Written exercise: Your task is to copy the listing exactly, with the pictures left out.

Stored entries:
** BEGIN **

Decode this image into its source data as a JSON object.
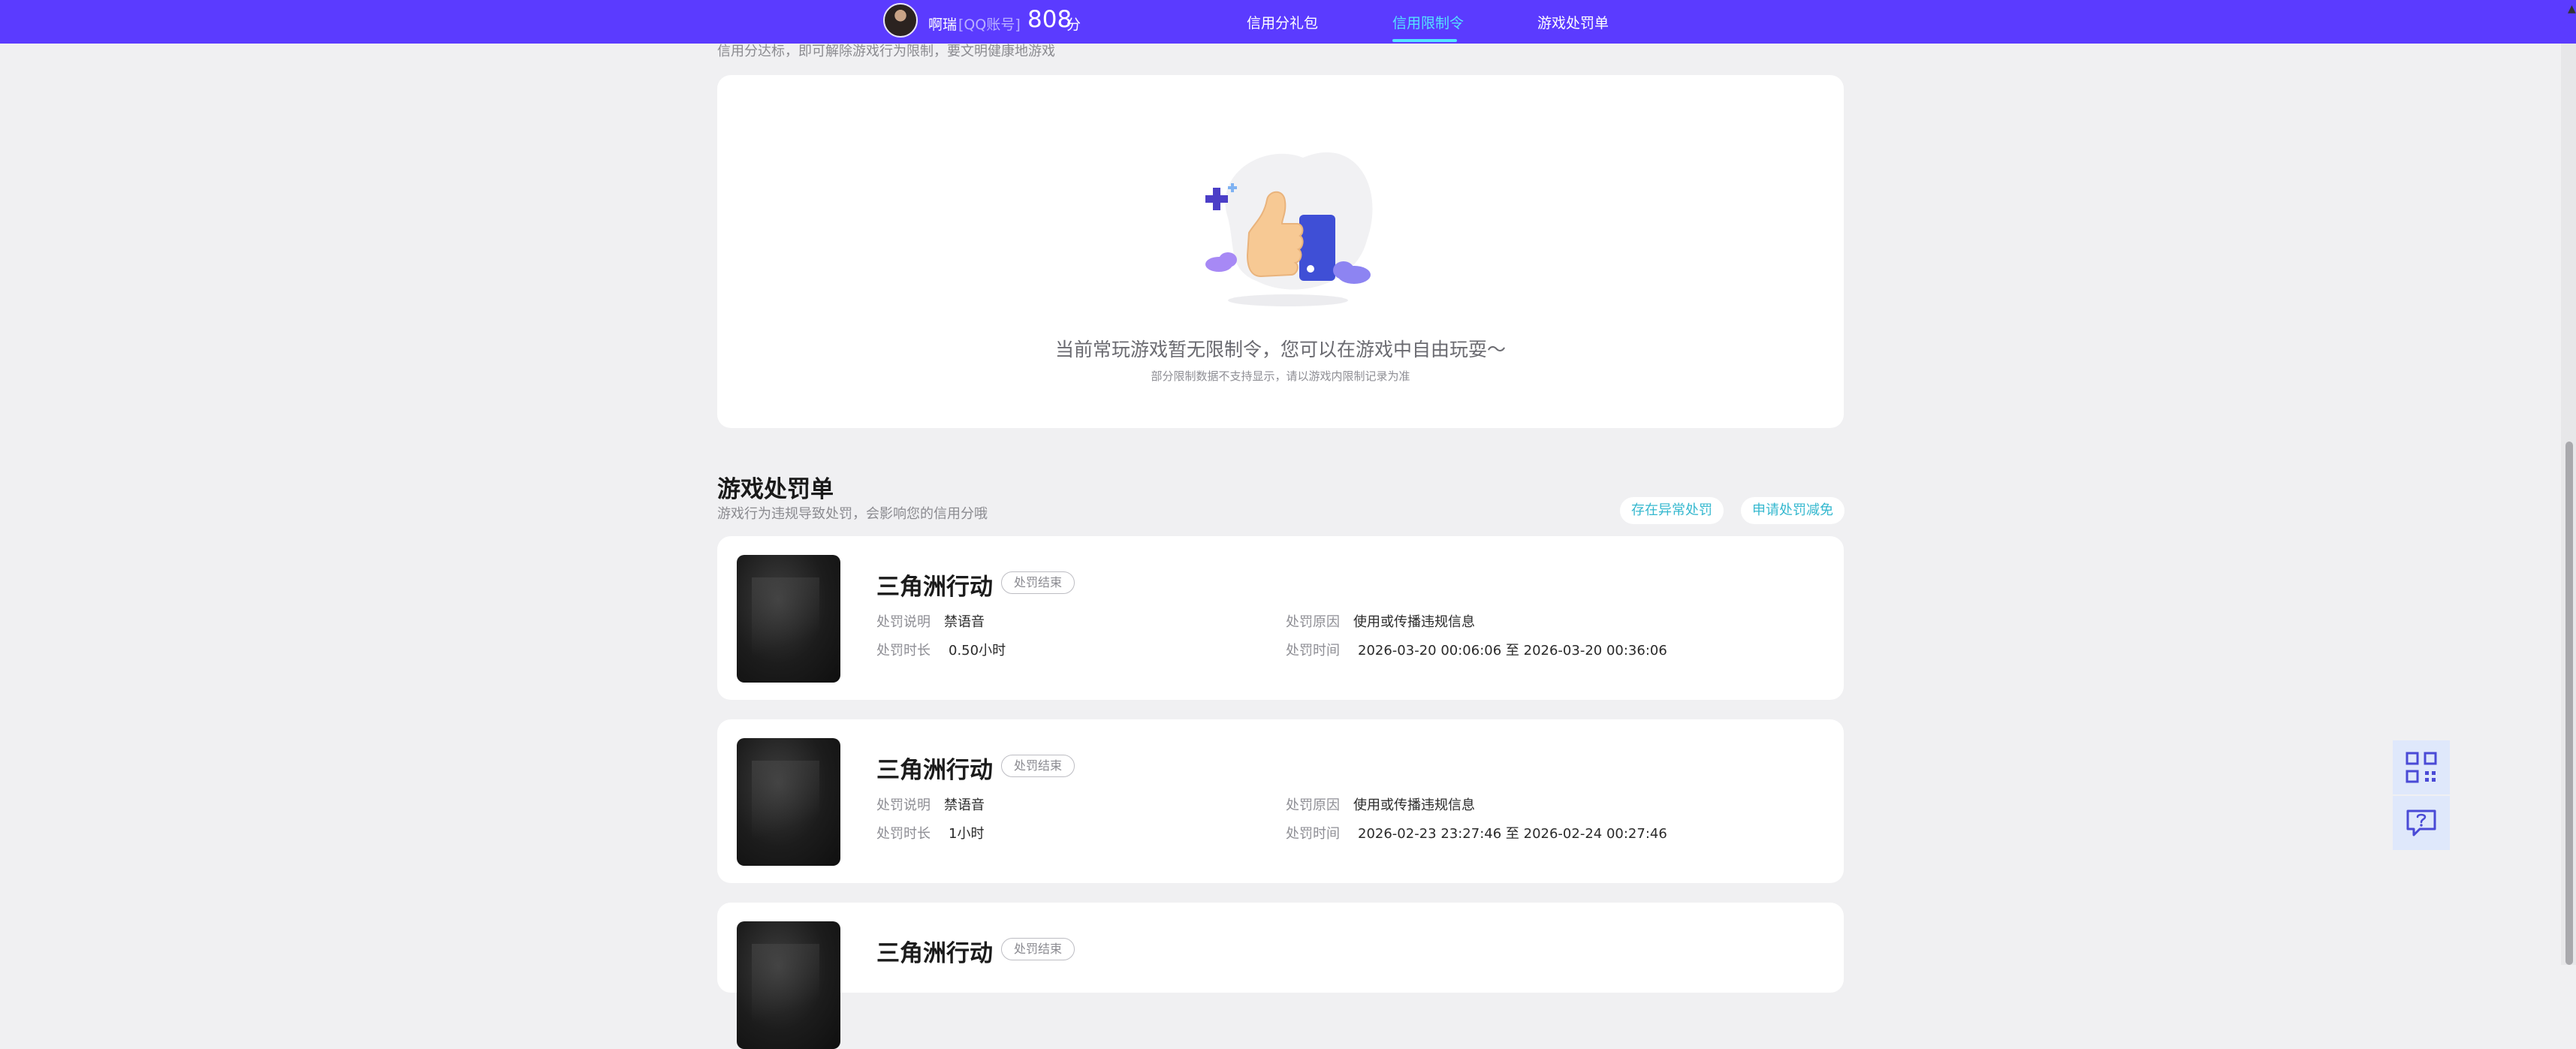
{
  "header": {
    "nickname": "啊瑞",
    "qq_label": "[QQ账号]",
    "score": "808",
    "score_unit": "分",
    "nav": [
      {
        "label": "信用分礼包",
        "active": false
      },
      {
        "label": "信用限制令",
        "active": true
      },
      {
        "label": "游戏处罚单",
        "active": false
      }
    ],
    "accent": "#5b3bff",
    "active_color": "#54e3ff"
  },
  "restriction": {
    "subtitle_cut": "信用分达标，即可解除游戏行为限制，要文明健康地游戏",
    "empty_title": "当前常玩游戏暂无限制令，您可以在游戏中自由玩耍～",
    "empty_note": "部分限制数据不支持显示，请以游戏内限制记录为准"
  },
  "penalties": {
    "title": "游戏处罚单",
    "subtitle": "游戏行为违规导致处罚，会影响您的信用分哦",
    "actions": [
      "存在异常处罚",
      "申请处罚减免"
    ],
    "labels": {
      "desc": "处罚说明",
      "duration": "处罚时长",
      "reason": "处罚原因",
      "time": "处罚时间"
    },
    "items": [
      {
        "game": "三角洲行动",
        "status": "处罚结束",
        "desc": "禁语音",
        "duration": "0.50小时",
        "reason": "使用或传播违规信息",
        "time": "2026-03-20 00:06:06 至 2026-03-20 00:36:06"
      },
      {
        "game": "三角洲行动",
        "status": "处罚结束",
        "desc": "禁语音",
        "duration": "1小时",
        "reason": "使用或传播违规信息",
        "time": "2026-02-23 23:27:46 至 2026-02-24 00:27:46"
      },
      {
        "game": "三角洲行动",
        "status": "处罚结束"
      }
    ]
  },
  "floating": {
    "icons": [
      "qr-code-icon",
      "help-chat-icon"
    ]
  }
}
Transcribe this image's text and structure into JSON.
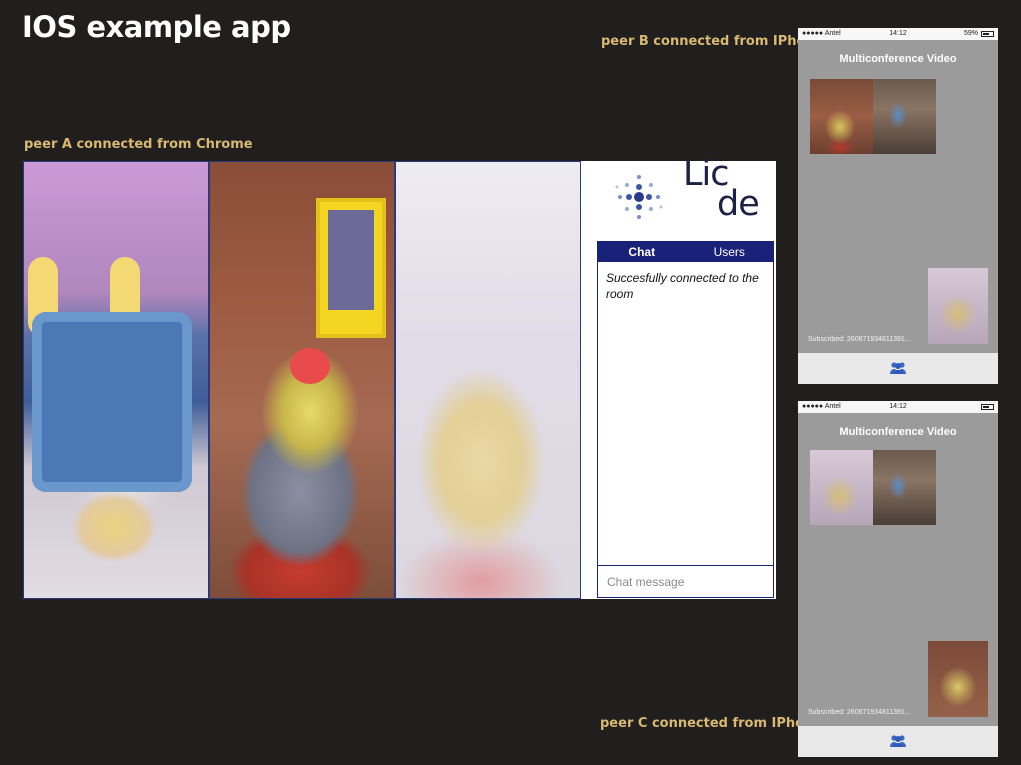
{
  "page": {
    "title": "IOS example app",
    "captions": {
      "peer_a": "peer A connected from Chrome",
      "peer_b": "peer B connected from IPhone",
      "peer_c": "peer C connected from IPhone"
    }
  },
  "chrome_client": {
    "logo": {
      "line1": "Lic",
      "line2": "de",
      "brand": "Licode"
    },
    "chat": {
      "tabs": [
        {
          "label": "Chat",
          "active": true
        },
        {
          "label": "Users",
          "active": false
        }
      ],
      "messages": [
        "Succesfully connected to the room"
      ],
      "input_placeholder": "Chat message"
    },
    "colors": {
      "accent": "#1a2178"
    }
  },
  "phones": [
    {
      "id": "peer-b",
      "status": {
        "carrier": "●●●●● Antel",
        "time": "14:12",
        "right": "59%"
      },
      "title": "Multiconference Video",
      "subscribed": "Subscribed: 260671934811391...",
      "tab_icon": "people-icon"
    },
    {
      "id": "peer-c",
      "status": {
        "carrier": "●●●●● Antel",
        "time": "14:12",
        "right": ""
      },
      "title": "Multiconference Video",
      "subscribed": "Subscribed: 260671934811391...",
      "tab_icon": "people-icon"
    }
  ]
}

** END **

Exercise result:
Decode this image into its source data as a JSON object.
{
  "header": {
    "nickname": "啊瑞",
    "qq_label": "[QQ账号]",
    "score": "808",
    "score_unit": "分",
    "nav": [
      {
        "label": "信用分礼包",
        "active": false
      },
      {
        "label": "信用限制令",
        "active": true
      },
      {
        "label": "游戏处罚单",
        "active": false
      }
    ],
    "accent": "#5b3bff",
    "active_color": "#54e3ff"
  },
  "restriction": {
    "subtitle_cut": "信用分达标，即可解除游戏行为限制，要文明健康地游戏",
    "empty_title": "当前常玩游戏暂无限制令，您可以在游戏中自由玩耍～",
    "empty_note": "部分限制数据不支持显示，请以游戏内限制记录为准"
  },
  "penalties": {
    "title": "游戏处罚单",
    "subtitle": "游戏行为违规导致处罚，会影响您的信用分哦",
    "actions": [
      "存在异常处罚",
      "申请处罚减免"
    ],
    "labels": {
      "desc": "处罚说明",
      "duration": "处罚时长",
      "reason": "处罚原因",
      "time": "处罚时间"
    },
    "items": [
      {
        "game": "三角洲行动",
        "status": "处罚结束",
        "desc": "禁语音",
        "duration": "0.50小时",
        "reason": "使用或传播违规信息",
        "time": "2026-03-20 00:06:06 至 2026-03-20 00:36:06"
      },
      {
        "game": "三角洲行动",
        "status": "处罚结束",
        "desc": "禁语音",
        "duration": "1小时",
        "reason": "使用或传播违规信息",
        "time": "2026-02-23 23:27:46 至 2026-02-24 00:27:46"
      },
      {
        "game": "三角洲行动",
        "status": "处罚结束"
      }
    ]
  },
  "floating": {
    "icons": [
      "qr-code-icon",
      "help-chat-icon"
    ]
  }
}
Transcribe this image's text and structure into JSON.
{
  "page": {
    "title": "IOS example app",
    "captions": {
      "peer_a": "peer A connected from Chrome",
      "peer_b": "peer B connected from IPhone",
      "peer_c": "peer C connected from IPhone"
    }
  },
  "chrome_client": {
    "logo": {
      "line1": "Lic",
      "line2": "de",
      "brand": "Licode"
    },
    "chat": {
      "tabs": [
        {
          "label": "Chat",
          "active": true
        },
        {
          "label": "Users",
          "active": false
        }
      ],
      "messages": [
        "Succesfully connected to the room"
      ],
      "input_placeholder": "Chat message"
    },
    "colors": {
      "accent": "#1a2178"
    }
  },
  "phones": [
    {
      "id": "peer-b",
      "status": {
        "carrier": "●●●●● Antel",
        "time": "14:12",
        "right": "59%"
      },
      "title": "Multiconference Video",
      "subscribed": "Subscribed: 260671934811391...",
      "tab_icon": "people-icon"
    },
    {
      "id": "peer-c",
      "status": {
        "carrier": "●●●●● Antel",
        "time": "14:12",
        "right": ""
      },
      "title": "Multiconference Video",
      "subscribed": "Subscribed: 260671934811391...",
      "tab_icon": "people-icon"
    }
  ]
}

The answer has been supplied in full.